▶ [SET PROBLEM] Gather the lines from the material that contain "AREA".
Begin RECORDS SHOWN
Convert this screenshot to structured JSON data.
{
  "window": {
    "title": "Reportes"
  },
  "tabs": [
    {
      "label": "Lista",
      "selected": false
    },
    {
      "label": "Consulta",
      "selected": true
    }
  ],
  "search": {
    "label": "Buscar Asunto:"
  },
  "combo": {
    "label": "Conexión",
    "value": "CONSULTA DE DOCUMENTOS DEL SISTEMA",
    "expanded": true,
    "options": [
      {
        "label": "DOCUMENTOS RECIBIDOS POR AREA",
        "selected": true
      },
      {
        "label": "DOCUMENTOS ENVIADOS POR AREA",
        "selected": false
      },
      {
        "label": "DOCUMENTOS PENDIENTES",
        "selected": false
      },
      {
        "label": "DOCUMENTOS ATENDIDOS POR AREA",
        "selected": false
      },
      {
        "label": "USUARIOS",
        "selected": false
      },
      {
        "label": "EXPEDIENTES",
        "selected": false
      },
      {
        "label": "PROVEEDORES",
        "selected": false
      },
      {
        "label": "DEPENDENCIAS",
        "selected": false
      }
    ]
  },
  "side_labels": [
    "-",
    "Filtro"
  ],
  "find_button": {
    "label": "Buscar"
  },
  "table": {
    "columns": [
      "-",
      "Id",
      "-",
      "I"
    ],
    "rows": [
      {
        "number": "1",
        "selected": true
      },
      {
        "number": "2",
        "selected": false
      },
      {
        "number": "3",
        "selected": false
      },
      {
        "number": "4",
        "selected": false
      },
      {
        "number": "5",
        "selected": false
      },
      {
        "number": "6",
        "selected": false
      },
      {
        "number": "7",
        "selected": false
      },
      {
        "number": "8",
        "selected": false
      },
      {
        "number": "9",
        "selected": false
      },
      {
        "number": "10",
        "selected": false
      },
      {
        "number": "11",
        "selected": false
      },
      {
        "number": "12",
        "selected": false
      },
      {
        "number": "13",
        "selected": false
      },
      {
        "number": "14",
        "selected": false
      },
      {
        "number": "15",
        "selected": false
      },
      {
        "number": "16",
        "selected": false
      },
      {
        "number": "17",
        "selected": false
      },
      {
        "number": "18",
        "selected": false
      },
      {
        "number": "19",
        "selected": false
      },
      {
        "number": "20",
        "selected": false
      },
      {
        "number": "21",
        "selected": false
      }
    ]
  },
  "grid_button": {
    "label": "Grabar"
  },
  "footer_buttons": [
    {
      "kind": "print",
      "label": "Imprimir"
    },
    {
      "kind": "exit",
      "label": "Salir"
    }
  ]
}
End RECORDS SHOWN
▶ [SOLUTION FOR THIS TASK]
        "label": "DOCUMENTOS RECIBIDOS POR AREA",
        "label": "DOCUMENTOS ENVIADOS POR AREA",
        "label": "DOCUMENTOS ATENDIDOS POR AREA",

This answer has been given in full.